··· Provided text ···

On the 5th of
September, 2012, I packed up my bags and moved back to Mogadishu! I know,
sounds mad to choose to live in a city known as the “most dangerous city in the
world” when I have options. But you see, I am absolutely tired of visas,
immigration offices, work permits, deportation threats, sneaking out of
countries coz my visa expired, and learning new languages. I will rather dust
off my Somali than improve my Portuguese or Swahili, I figured.
Secondly, if Somalis in the
Diaspora, who are known as “fadhi ku dirir”, or “armchair activists”, and I was
one of them for years, don’t move back to Somalia, we will have crazies,
extremists, former government-hand-out-dependents, anyone who couldn’t find a
job in the West, run this beautiful country to the ground. We literally have to
vote with our feet and come back in droves to reclaim Somalia.
This is my second time ‘moving
back home’ but this time I wasn’t running away from London’s depressing gray
sky. I packed up my bags in London in 2004 and said “I am going back home”,
showed up in Mogadishu and 4 months later, I was back in London, with the same
“I am going back home” slogan! For some odd reasons, I have always felt a pull
to this city even though I don’t have a lot of positive memories from when I
lived here years ago. That decision was speeded up when I worked on the 2012
Presidential campaign for a former boss and good friend. I was supposed to help
him only for a week in the first week of August, but I ended up staying for the
whole campaign period. Looking back, I think it was a blessing in disguise to
have stayed, at the cost of getting into a difficult situation with my then
bosses at the NGO I was working for.

···

- **Required tasks**
(A) Copy the records from their first line down through the line containing "map-bubble: [219, 351, 237, 369]", with both ends included.
(B) Pick up the account of moving back to Mogadishu and continue it from the point where it stops.
The records below are unrelated to the account of moving back to Mogadishu.

··· Data provided ···

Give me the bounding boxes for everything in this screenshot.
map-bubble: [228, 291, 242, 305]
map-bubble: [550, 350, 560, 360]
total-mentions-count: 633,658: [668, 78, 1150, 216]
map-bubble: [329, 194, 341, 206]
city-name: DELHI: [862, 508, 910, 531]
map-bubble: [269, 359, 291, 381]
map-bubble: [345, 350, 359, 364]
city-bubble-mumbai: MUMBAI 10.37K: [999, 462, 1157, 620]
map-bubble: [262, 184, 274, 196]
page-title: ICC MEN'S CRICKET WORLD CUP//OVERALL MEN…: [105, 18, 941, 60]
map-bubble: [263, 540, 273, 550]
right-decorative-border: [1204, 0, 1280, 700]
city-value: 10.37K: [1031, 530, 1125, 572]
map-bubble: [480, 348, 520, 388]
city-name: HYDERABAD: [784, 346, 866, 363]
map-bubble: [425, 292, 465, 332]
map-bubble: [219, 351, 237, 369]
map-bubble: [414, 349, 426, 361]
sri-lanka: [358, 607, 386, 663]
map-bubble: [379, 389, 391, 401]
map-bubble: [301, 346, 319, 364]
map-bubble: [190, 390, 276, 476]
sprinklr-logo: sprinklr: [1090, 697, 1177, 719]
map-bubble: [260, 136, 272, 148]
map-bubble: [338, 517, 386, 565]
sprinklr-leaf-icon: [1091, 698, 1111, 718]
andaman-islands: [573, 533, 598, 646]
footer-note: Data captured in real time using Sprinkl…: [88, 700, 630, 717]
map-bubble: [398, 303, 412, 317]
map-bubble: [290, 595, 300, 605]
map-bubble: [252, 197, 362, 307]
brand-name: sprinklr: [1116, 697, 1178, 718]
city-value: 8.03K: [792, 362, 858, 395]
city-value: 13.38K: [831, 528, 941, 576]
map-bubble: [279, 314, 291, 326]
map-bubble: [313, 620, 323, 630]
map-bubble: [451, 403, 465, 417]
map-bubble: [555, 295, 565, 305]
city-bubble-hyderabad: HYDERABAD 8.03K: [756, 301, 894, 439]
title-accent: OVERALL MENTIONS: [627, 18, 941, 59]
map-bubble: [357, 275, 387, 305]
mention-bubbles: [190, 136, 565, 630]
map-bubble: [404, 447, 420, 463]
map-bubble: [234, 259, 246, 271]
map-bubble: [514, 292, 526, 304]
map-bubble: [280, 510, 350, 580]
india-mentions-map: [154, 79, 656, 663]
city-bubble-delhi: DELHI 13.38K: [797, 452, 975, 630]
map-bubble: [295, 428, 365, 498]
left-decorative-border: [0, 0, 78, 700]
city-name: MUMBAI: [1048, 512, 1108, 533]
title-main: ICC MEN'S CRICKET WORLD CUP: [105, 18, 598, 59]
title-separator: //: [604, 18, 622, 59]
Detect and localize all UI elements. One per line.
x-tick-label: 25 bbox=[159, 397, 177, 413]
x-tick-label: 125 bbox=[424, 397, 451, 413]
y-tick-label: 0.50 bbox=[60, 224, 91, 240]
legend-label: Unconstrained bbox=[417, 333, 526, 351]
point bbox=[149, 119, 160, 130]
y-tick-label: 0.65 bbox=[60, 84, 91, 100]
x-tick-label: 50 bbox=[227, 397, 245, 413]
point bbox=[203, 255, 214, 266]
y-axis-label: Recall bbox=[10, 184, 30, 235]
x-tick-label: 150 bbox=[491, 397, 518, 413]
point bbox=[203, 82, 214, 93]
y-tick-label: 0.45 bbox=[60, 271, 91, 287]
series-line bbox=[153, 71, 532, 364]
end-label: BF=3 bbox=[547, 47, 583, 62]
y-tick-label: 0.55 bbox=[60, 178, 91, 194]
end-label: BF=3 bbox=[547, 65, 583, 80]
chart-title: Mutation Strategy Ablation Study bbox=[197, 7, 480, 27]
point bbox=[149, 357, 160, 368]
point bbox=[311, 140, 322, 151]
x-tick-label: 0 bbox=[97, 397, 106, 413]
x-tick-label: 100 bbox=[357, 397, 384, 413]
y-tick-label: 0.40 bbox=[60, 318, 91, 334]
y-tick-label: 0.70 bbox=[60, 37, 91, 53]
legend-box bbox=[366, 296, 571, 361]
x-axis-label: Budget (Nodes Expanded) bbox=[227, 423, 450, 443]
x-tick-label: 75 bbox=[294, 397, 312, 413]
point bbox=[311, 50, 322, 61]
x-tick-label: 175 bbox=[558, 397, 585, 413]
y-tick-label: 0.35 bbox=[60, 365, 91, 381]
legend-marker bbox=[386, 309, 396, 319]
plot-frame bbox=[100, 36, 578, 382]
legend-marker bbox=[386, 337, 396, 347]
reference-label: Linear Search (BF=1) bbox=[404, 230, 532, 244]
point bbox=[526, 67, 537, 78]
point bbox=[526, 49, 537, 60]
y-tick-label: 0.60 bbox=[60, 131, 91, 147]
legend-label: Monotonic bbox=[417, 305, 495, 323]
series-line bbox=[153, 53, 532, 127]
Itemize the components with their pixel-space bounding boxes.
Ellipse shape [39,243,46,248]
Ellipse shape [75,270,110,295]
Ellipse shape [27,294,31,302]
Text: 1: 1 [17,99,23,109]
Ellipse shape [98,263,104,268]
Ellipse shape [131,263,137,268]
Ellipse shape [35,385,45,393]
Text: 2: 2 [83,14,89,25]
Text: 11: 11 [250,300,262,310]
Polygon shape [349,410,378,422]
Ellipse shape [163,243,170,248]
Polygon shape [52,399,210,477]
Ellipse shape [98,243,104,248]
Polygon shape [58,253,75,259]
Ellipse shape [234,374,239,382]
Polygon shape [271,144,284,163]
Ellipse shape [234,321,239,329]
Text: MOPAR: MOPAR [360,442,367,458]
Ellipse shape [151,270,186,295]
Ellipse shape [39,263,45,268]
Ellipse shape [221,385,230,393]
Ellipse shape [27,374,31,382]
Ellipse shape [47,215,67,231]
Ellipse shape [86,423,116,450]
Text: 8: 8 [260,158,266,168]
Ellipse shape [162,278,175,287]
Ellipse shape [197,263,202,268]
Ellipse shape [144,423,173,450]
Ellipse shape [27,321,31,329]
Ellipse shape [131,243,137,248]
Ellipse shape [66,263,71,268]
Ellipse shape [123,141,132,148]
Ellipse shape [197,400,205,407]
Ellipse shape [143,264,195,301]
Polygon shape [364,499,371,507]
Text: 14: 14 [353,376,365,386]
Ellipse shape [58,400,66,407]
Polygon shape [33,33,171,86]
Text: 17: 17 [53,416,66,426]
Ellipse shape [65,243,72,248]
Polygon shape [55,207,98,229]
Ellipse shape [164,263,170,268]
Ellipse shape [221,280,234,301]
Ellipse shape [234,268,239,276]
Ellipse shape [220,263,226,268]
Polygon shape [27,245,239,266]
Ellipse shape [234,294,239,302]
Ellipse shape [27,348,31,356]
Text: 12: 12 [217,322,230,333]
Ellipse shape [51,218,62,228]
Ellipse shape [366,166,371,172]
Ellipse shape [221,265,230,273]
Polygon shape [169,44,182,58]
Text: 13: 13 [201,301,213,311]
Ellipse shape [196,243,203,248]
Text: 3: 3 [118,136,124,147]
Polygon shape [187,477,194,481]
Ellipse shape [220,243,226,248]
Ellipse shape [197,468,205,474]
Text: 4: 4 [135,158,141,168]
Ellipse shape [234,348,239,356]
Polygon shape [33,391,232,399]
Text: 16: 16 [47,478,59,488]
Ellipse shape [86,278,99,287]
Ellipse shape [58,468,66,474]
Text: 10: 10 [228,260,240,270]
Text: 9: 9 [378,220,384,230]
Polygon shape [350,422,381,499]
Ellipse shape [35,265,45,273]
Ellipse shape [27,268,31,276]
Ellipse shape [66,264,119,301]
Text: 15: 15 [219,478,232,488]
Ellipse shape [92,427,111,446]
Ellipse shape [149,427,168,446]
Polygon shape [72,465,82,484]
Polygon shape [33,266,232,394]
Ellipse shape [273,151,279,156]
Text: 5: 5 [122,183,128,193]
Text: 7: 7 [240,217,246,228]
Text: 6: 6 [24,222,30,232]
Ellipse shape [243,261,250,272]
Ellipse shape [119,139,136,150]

···

- **Responses**
(A)
Give me the bounding boxes for everything in this screenshot.
map-bubble: [228, 291, 242, 305]
map-bubble: [550, 350, 560, 360]
total-mentions-count: 633,658: [668, 78, 1150, 216]
map-bubble: [329, 194, 341, 206]
city-name: DELHI: [862, 508, 910, 531]
map-bubble: [269, 359, 291, 381]
map-bubble: [345, 350, 359, 364]
city-bubble-mumbai: MUMBAI 10.37K: [999, 462, 1157, 620]
map-bubble: [262, 184, 274, 196]
page-title: ICC MEN'S CRICKET WORLD CUP//OVERALL MEN…: [105, 18, 941, 60]
map-bubble: [263, 540, 273, 550]
right-decorative-border: [1204, 0, 1280, 700]
city-value: 10.37K: [1031, 530, 1125, 572]
map-bubble: [480, 348, 520, 388]
city-name: HYDERABAD: [784, 346, 866, 363]
map-bubble: [425, 292, 465, 332]
map-bubble: [219, 351, 237, 369]

(B)
I have landed at the deep
end of Somali politics and at a crossroads for this country’s bloody history of
the past 22 years. I have met few of the presidential candidates, so many of the
MPs (who were electing the President), traditional elders, women, youth, and
lots of whealer dealers. The month and half of the campaign taught me more
about the state of Somali politics than an MSc in politics did! It was raw
politics, so much clan dealings and negotiations that in the end, didn’t get
the candidate I was campaigning for elected despite so many promises and
optimism! I was amazed by the sheer lies of the many MPs who spent a lot of
time with him and promised they would vote for him. In the end, only 8 gave him
their votes compared to nearly 40 of what we thought were solid voters for our
camp for the first round (there were 3 rounds)! This will take time to digest
and learn from, because there might be good reasons for this kind of brave lies
and promises which I can’t understand at the moment.
Despite the loss in our camp,
we have gained a lot from this election. My first support was for the candidate
I was working for to win but when he lost, I was so glad to see a fresh newcomer
defeating the overly confident, brutal and loaded former President lose! I
chose not to be at the election venue that day, thank goodness! But I was glued
to the TV and on social media watching the reactions of Somalis in the
Diaspora. It was an emotional day and there was so much buzz on social media
that Somalia became a trending topic on Twitter! During the day, I went for a
drive, to get away from the tension of everyone gathering around the TV to
watch the process. I knew the real election would be delayed so I went to the
beach with some friends and driving thorough Mogadishu was like a ghost town!
OK, so the image most people have of Mogadishu is that it is a ghost town with
nutcase suicide bombers, which is not all accurate. Part of the city is very
busy and you won’t even feel you are in an unstable city, with lots of traffic,
noisy traders, police every corner. The other part, lives up to the reputation.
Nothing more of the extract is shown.